YOUR OBJECTIVE: Repeat each record below exactly, dropping the pictures.

DATA FOR THIS TASK:
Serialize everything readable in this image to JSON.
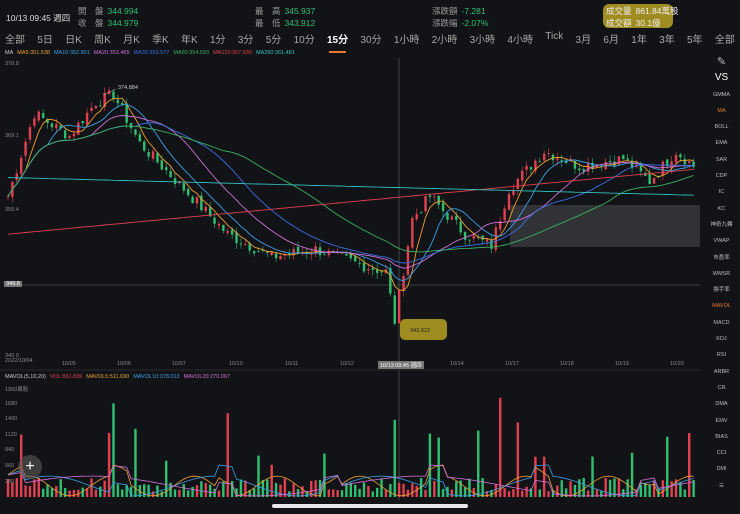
{
  "header": {
    "datetime": "10/13 09:45 週四",
    "open_label": "開　盤",
    "open": "344.994",
    "close_label": "收　盤",
    "close": "344.979",
    "high_label": "最　高",
    "high": "345.937",
    "low_label": "最　低",
    "low": "343.912",
    "chg_label": "漲跌額",
    "chg": "-7.281",
    "pct_label": "漲跌幅",
    "pct": "-2.07%",
    "vol_label": "成交量",
    "vol": "861.84萬股",
    "amt_label": "成交額",
    "amt": "30.1億"
  },
  "tabs": [
    "全部",
    "5日",
    "日K",
    "周K",
    "月K",
    "季K",
    "年K",
    "1分",
    "3分",
    "5分",
    "10分",
    "15分",
    "30分",
    "1小時",
    "2小時",
    "3小時",
    "4小時",
    "Tick",
    "3月",
    "6月",
    "1年",
    "3年",
    "5年",
    "全部"
  ],
  "active_tab": "15分",
  "ma_legend": {
    "title": "MA",
    "items": [
      {
        "label": "MA5:351.538",
        "color": "#f0a030"
      },
      {
        "label": "MA10:352.801",
        "color": "#3aa0e8"
      },
      {
        "label": "MA20:353.465",
        "color": "#d070d8"
      },
      {
        "label": "MA30:353.577",
        "color": "#3a70e8"
      },
      {
        "label": "MA60:354.593",
        "color": "#3ab060"
      },
      {
        "label": "MA120:357.930",
        "color": "#e04050"
      },
      {
        "label": "MA250:361.481",
        "color": "#30c0c0"
      }
    ]
  },
  "price_axis": {
    "top": "378.8",
    "mid1": "369.1",
    "mid2": "359.4",
    "cross": "349.8",
    "bottom": "340.0"
  },
  "annotations": {
    "high": "374.884",
    "low": "343.912"
  },
  "date_axis": [
    "2022/10/04",
    "10/05",
    "10/06",
    "10/07",
    "10/10",
    "10/11",
    "10/12",
    "10/13 09:45 週四",
    "10/14",
    "10/17",
    "10/18",
    "10/19",
    "10/20"
  ],
  "vol_legend": {
    "title": "MAVOL(5,10,20)",
    "items": [
      {
        "label": "VOL:861.836",
        "color": "#e04050"
      },
      {
        "label": "MAVOL5:511.690",
        "color": "#f0a030"
      },
      {
        "label": "MAVOL10:378.013",
        "color": "#3aa0e8"
      },
      {
        "label": "MAVOL20:270.067",
        "color": "#d070d8"
      }
    ]
  },
  "vol_axis": [
    "1960萬股",
    "1680",
    "1400",
    "1120",
    "840",
    "560",
    "280"
  ],
  "sidebar": [
    "VS",
    "GMMA",
    "MA",
    "BOLL",
    "EMA",
    "SAR",
    "CDP",
    "IC",
    "KC",
    "神奇九轉",
    "VWAP",
    "市盈率",
    "WMSR",
    "換手率",
    "MAVOL",
    "MACD",
    "KDJ",
    "RSI",
    "ARBR",
    "CR",
    "DMA",
    "EMV",
    "BIAS",
    "CCI",
    "DMI"
  ],
  "sidebar_active": [
    "MA",
    "MAVOL"
  ],
  "chart_data": {
    "type": "candlestick",
    "ylim": [
      340.0,
      378.8
    ],
    "keypoints": [
      [
        0,
        361
      ],
      [
        6,
        372
      ],
      [
        14,
        369
      ],
      [
        20,
        373.5
      ],
      [
        24,
        374.5
      ],
      [
        30,
        368
      ],
      [
        40,
        362
      ],
      [
        50,
        356
      ],
      [
        60,
        353
      ],
      [
        70,
        354
      ],
      [
        80,
        352
      ],
      [
        86,
        351
      ],
      [
        88,
        344.5
      ],
      [
        92,
        358
      ],
      [
        96,
        361
      ],
      [
        104,
        356
      ],
      [
        110,
        354.5
      ],
      [
        114,
        362
      ],
      [
        122,
        367
      ],
      [
        130,
        365
      ],
      [
        140,
        366
      ],
      [
        146,
        363
      ],
      [
        152,
        367
      ],
      [
        156,
        365
      ]
    ]
  }
}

RESULT OF THE TASK:
Serialize everything readable in this image to JSON.
{
  "header": {
    "datetime": "10/13 09:45 週四",
    "open_label": "開　盤",
    "open": "344.994",
    "close_label": "收　盤",
    "close": "344.979",
    "high_label": "最　高",
    "high": "345.937",
    "low_label": "最　低",
    "low": "343.912",
    "chg_label": "漲跌額",
    "chg": "-7.281",
    "pct_label": "漲跌幅",
    "pct": "-2.07%",
    "vol_label": "成交量",
    "vol": "861.84萬股",
    "amt_label": "成交額",
    "amt": "30.1億"
  },
  "tabs": [
    "全部",
    "5日",
    "日K",
    "周K",
    "月K",
    "季K",
    "年K",
    "1分",
    "3分",
    "5分",
    "10分",
    "15分",
    "30分",
    "1小時",
    "2小時",
    "3小時",
    "4小時",
    "Tick",
    "3月",
    "6月",
    "1年",
    "3年",
    "5年",
    "全部"
  ],
  "active_tab": "15分",
  "ma_legend": {
    "title": "MA",
    "items": [
      {
        "label": "MA5:351.538",
        "color": "#f0a030"
      },
      {
        "label": "MA10:352.801",
        "color": "#3aa0e8"
      },
      {
        "label": "MA20:353.465",
        "color": "#d070d8"
      },
      {
        "label": "MA30:353.577",
        "color": "#3a70e8"
      },
      {
        "label": "MA60:354.593",
        "color": "#3ab060"
      },
      {
        "label": "MA120:357.930",
        "color": "#e04050"
      },
      {
        "label": "MA250:361.481",
        "color": "#30c0c0"
      }
    ]
  },
  "price_axis": {
    "top": "378.8",
    "mid1": "369.1",
    "mid2": "359.4",
    "cross": "349.8",
    "bottom": "340.0"
  },
  "annotations": {
    "high": "374.884",
    "low": "343.912"
  },
  "date_axis": [
    "2022/10/04",
    "10/05",
    "10/06",
    "10/07",
    "10/10",
    "10/11",
    "10/12",
    "10/13 09:45 週四",
    "10/14",
    "10/17",
    "10/18",
    "10/19",
    "10/20"
  ],
  "vol_legend": {
    "title": "MAVOL(5,10,20)",
    "items": [
      {
        "label": "VOL:861.836",
        "color": "#e04050"
      },
      {
        "label": "MAVOL5:511.690",
        "color": "#f0a030"
      },
      {
        "label": "MAVOL10:378.013",
        "color": "#3aa0e8"
      },
      {
        "label": "MAVOL20:270.067",
        "color": "#d070d8"
      }
    ]
  },
  "vol_axis": [
    "1960萬股",
    "1680",
    "1400",
    "1120",
    "840",
    "560",
    "280"
  ],
  "sidebar": [
    "VS",
    "GMMA",
    "MA",
    "BOLL",
    "EMA",
    "SAR",
    "CDP",
    "IC",
    "KC",
    "神奇九轉",
    "VWAP",
    "市盈率",
    "WMSR",
    "換手率",
    "MAVOL",
    "MACD",
    "KDJ",
    "RSI",
    "ARBR",
    "CR",
    "DMA",
    "EMV",
    "BIAS",
    "CCI",
    "DMI"
  ],
  "sidebar_active": [
    "MA",
    "MAVOL"
  ],
  "chart_data": {
    "type": "candlestick",
    "ylim": [
      340.0,
      378.8
    ],
    "keypoints": [
      [
        0,
        361
      ],
      [
        6,
        372
      ],
      [
        14,
        369
      ],
      [
        20,
        373.5
      ],
      [
        24,
        374.5
      ],
      [
        30,
        368
      ],
      [
        40,
        362
      ],
      [
        50,
        356
      ],
      [
        60,
        353
      ],
      [
        70,
        354
      ],
      [
        80,
        352
      ],
      [
        86,
        351
      ],
      [
        88,
        344.5
      ],
      [
        92,
        358
      ],
      [
        96,
        361
      ],
      [
        104,
        356
      ],
      [
        110,
        354.5
      ],
      [
        114,
        362
      ],
      [
        122,
        367
      ],
      [
        130,
        365
      ],
      [
        140,
        366
      ],
      [
        146,
        363
      ],
      [
        152,
        367
      ],
      [
        156,
        365
      ]
    ]
  }
}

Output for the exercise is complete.